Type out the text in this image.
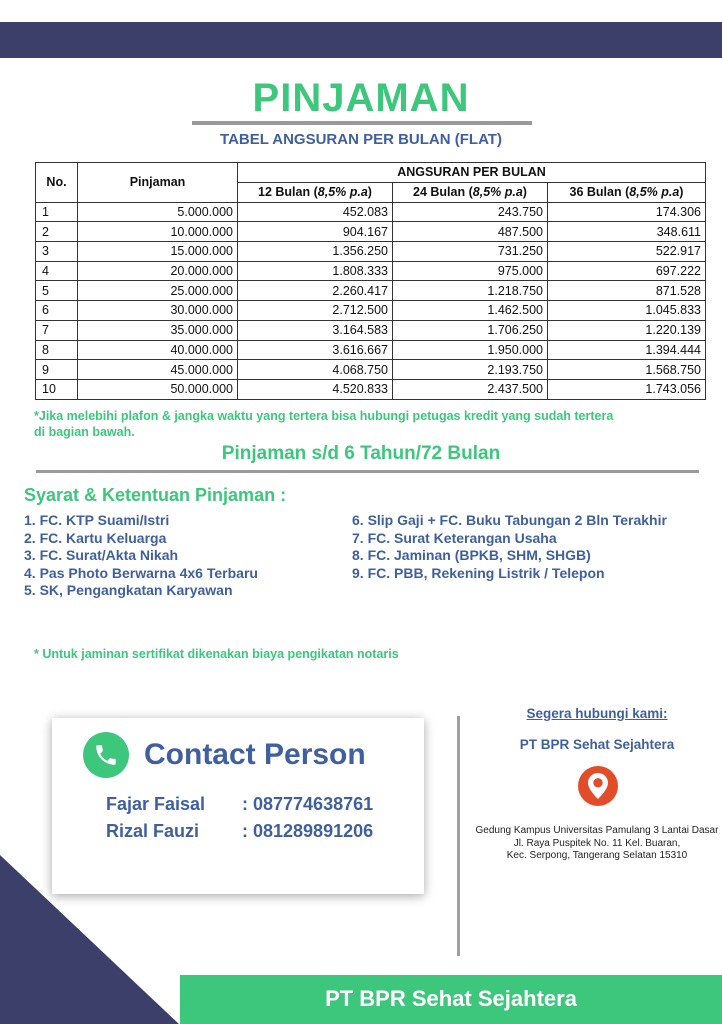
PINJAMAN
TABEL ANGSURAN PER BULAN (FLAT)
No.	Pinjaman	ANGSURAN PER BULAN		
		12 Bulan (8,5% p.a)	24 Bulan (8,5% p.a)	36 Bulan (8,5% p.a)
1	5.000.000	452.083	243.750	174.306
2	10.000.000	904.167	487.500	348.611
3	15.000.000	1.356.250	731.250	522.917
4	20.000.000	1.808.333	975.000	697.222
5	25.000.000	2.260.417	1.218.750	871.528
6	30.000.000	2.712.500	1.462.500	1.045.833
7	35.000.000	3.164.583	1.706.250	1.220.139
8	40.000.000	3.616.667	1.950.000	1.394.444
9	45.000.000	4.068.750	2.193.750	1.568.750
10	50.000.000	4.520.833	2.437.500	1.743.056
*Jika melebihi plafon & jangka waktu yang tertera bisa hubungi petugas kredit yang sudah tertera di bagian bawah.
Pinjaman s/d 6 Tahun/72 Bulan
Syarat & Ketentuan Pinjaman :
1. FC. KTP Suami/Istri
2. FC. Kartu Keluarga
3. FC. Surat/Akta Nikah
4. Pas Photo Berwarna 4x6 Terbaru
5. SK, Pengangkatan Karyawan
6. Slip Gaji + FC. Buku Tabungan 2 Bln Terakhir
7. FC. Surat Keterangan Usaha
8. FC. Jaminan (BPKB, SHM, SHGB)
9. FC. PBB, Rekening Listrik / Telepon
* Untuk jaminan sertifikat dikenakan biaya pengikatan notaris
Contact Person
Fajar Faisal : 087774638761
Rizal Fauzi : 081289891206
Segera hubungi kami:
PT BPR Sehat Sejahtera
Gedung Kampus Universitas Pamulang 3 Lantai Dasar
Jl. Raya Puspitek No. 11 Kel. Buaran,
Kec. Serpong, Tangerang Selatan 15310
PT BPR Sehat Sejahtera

○ ○ ○ ○ ○ ○ ○

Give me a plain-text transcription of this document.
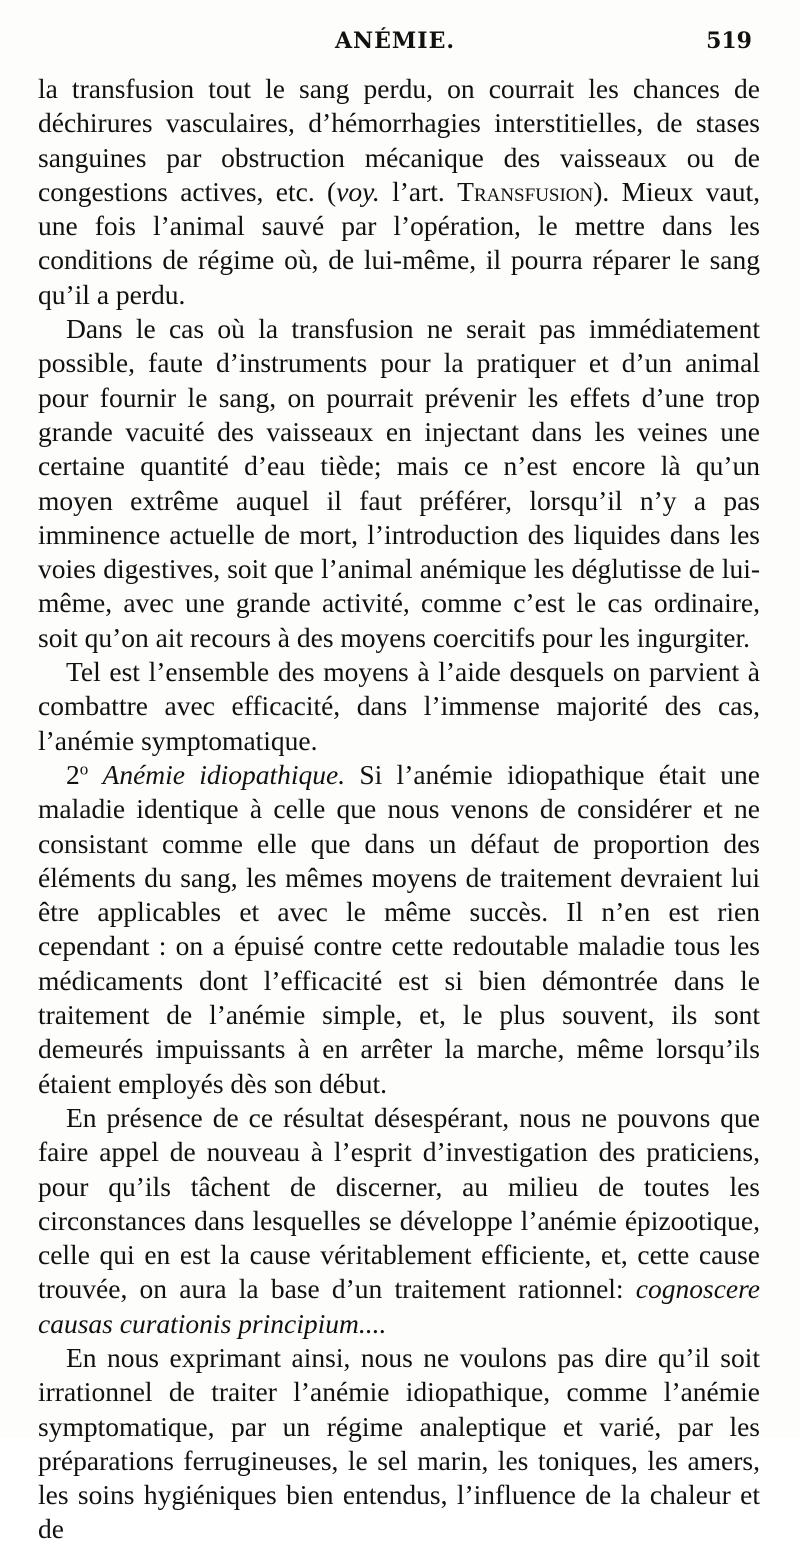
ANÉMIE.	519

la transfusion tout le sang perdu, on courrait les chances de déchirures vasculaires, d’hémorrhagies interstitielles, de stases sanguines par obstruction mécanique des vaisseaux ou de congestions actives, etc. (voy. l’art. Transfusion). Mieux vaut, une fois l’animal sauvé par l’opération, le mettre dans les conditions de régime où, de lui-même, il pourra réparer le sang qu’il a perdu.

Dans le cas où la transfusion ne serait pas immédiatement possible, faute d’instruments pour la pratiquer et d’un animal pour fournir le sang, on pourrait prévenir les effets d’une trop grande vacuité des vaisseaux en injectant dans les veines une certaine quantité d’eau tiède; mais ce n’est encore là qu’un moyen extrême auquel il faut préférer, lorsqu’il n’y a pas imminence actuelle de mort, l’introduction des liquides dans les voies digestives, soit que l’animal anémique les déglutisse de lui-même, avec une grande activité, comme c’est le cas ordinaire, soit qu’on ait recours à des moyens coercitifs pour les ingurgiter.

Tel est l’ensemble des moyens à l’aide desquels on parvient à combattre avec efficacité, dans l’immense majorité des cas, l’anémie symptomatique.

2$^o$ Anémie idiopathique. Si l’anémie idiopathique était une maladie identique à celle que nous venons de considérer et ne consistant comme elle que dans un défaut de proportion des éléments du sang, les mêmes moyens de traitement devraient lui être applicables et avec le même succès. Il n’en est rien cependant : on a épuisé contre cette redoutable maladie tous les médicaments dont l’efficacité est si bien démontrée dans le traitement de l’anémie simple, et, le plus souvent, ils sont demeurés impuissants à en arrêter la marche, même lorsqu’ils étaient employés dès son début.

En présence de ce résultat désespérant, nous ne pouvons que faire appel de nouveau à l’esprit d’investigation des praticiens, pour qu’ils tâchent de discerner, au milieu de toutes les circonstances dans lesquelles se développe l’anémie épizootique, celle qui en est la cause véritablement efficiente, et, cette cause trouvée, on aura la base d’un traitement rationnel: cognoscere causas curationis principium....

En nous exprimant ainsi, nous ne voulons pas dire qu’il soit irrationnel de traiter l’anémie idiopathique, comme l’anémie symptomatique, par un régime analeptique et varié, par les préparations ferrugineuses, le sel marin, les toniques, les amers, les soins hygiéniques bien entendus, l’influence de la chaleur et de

○ ○ ○ ○ ○ ○ ○

* **WHAT THIS TASK INVOLVES**
Pull every line containing the word "avec" out of the entries above.

* **RESULT OF THE EXERCISE**
Dans le cas où la transfusion ne serait pas immédiatement possible, faute d’instruments pour la pratiquer et d’un animal pour fournir le sang, on pourrait prévenir les effets d’une trop grande vacuité des vaisseaux en injectant dans les veines une certaine quantité d’eau tiède; mais ce n’est encore là qu’un moyen extrême auquel il faut préférer, lorsqu’il n’y a pas imminence actuelle de mort, l’introduction des liquides dans les voies digestives, soit que l’animal anémique les déglutisse de lui-même, avec une grande activité, comme c’est le cas ordinaire, soit qu’on ait recours à des moyens coercitifs pour les ingurgiter.
Tel est l’ensemble des moyens à l’aide desquels on parvient à combattre avec efficacité, dans l’immense majorité des cas, l’anémie symptomatique.
2$^o$ Anémie idiopathique. Si l’anémie idiopathique était une maladie identique à celle que nous venons de considérer et ne consistant comme elle que dans un défaut de proportion des éléments du sang, les mêmes moyens de traitement devraient lui être applicables et avec le même succès. Il n’en est rien cependant : on a épuisé contre cette redoutable maladie tous les médicaments dont l’efficacité est si bien démontrée dans le traitement de l’anémie simple, et, le plus souvent, ils sont demeurés impuissants à en arrêter la marche, même lorsqu’ils étaient employés dès son début.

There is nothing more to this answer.